THE PROBLEM
Copy out verbatim the material from the line containing "Patent image size: (879, 849)." through the line containing "The plug 70 is at (722, 792).", with both of those lines included.

DATA FOR THIS EXERCISE
● ● ● ● ● ● ●
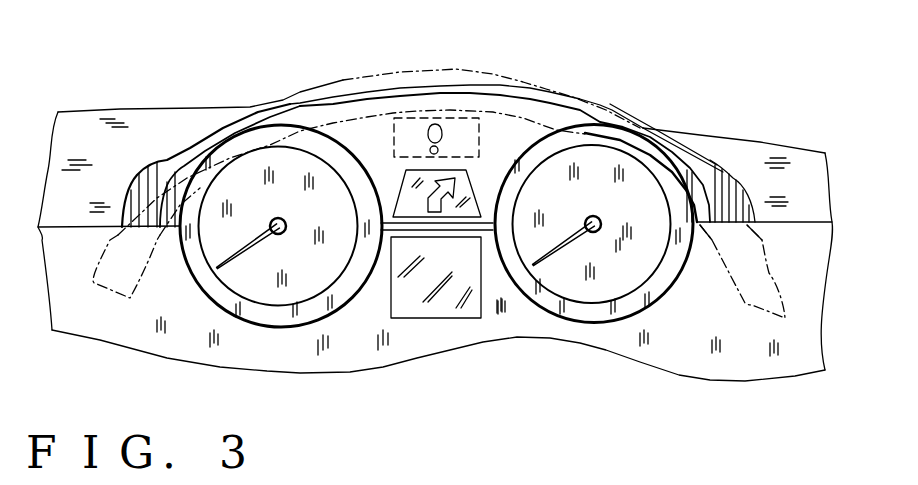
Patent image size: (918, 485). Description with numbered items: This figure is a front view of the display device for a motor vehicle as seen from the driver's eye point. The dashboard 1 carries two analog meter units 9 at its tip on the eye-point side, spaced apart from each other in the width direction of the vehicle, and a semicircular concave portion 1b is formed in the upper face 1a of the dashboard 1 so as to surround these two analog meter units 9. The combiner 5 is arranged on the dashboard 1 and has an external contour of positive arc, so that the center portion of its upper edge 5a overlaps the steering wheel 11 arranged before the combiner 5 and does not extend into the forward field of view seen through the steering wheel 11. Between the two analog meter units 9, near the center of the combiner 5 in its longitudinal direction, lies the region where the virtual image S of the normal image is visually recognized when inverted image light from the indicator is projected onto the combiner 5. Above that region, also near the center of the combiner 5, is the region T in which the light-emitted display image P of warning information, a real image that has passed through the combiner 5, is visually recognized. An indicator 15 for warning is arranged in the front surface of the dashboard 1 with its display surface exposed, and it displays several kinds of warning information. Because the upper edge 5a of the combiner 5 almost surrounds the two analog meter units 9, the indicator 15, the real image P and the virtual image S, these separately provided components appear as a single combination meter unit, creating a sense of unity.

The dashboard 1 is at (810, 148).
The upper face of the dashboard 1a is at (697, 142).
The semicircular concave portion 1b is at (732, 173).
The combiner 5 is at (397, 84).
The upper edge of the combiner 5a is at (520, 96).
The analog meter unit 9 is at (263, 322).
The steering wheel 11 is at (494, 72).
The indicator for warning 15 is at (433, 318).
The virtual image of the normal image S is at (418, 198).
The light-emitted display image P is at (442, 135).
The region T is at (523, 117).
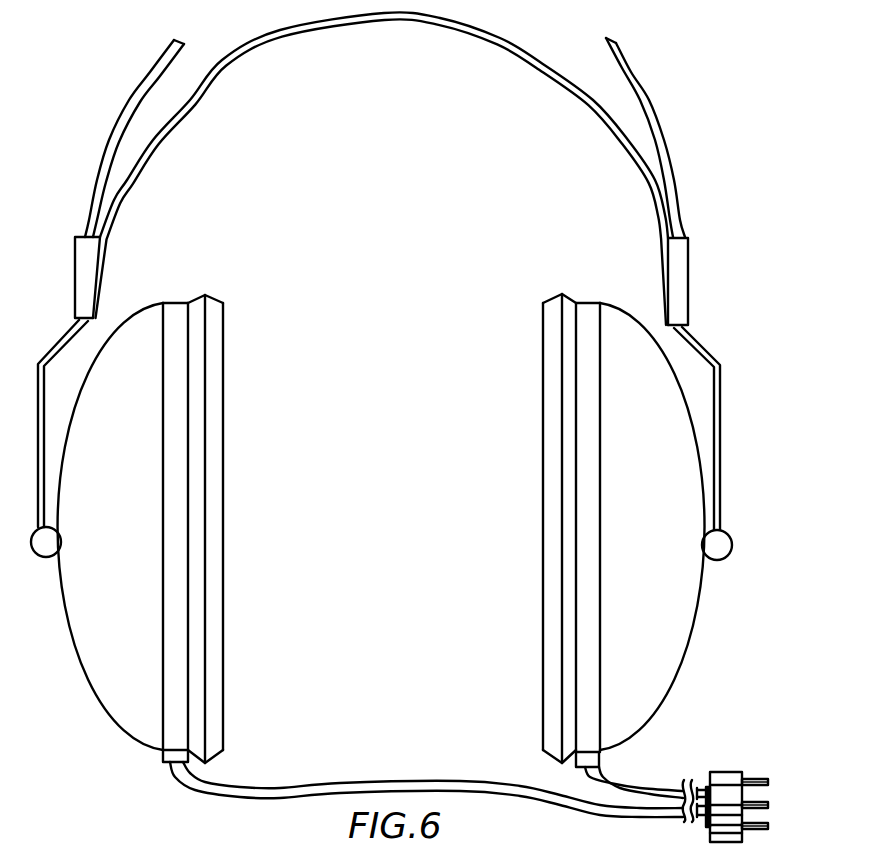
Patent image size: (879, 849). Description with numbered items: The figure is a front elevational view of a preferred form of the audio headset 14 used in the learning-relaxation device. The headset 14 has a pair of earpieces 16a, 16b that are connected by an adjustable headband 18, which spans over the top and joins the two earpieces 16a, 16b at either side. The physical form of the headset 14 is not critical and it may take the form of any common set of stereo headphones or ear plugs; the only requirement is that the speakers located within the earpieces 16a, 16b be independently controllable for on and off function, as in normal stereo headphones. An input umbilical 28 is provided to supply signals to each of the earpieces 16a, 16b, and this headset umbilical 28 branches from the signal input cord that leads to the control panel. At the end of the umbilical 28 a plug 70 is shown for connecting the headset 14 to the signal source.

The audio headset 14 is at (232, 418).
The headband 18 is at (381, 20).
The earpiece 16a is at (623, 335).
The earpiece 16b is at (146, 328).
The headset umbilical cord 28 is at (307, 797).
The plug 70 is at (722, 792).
● ● ● ● ● ● ●
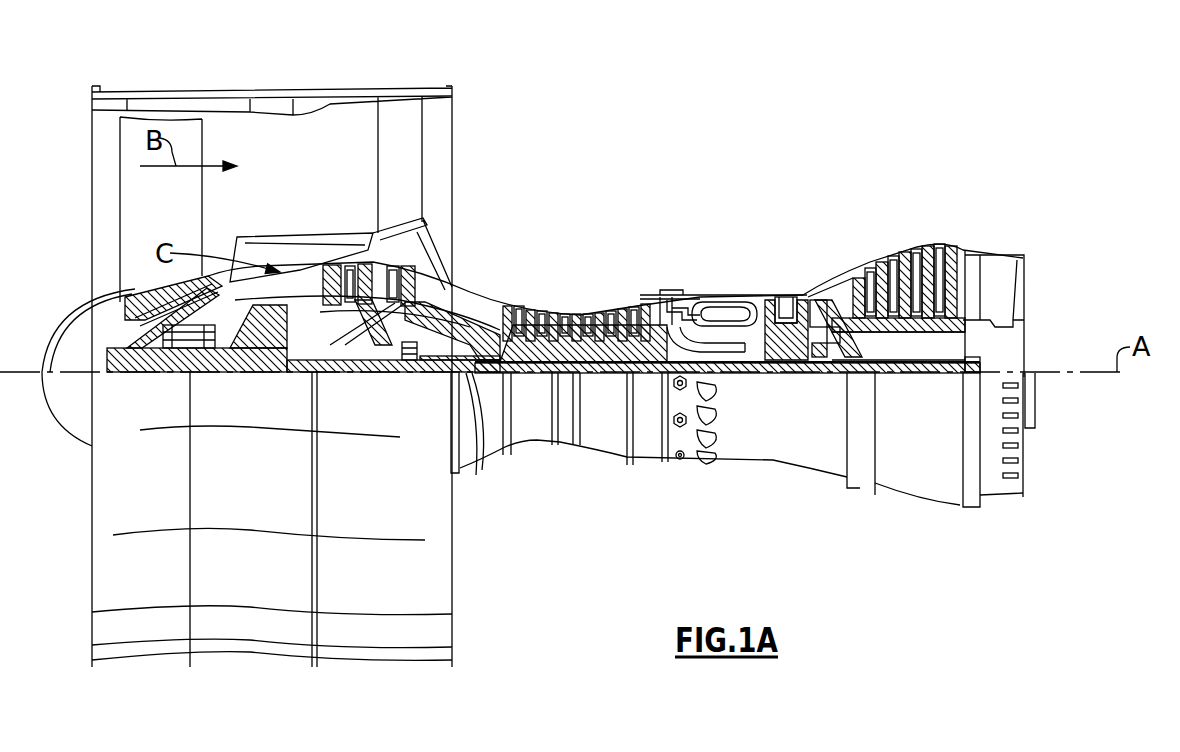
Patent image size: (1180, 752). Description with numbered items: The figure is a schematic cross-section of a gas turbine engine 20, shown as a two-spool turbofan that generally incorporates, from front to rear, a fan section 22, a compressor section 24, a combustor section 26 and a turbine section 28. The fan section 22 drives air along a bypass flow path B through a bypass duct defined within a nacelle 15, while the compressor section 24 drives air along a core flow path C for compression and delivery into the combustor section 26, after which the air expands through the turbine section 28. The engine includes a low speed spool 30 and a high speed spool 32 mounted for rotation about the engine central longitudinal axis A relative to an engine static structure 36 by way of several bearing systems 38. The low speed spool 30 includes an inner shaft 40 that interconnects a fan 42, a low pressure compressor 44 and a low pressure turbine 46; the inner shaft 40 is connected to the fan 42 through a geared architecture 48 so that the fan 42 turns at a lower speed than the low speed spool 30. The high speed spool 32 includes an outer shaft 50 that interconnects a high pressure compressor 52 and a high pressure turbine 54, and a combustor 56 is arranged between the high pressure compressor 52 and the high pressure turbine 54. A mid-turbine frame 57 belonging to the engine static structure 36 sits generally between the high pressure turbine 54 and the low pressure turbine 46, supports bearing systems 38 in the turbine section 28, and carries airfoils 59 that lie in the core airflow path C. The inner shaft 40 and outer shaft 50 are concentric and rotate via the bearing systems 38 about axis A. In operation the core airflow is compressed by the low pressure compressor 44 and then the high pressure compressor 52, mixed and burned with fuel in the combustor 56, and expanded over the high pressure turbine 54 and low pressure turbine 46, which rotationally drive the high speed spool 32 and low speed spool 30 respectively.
● ● ● ● ● ● ●
ANSWER TO THE TASK
Patent image size: (879, 849). Description with numbered items: The figure is a front elevational view of a preferred form of the audio headset 14 used in the learning-relaxation device. The headset 14 has a pair of earpieces 16a, 16b that are connected by an adjustable headband 18, which spans over the top and joins the two earpieces 16a, 16b at either side. The physical form of the headset 14 is not critical and it may take the form of any common set of stereo headphones or ear plugs; the only requirement is that the speakers located within the earpieces 16a, 16b be independently controllable for on and off function, as in normal stereo headphones. An input umbilical 28 is provided to supply signals to each of the earpieces 16a, 16b, and this headset umbilical 28 branches from the signal input cord that leads to the control panel. At the end of the umbilical 28 a plug 70 is shown for connecting the headset 14 to the signal source.

The audio headset 14 is at (232, 418).
The headband 18 is at (381, 20).
The earpiece 16a is at (623, 335).
The earpiece 16b is at (146, 328).
The headset umbilical cord 28 is at (307, 797).
The plug 70 is at (722, 792).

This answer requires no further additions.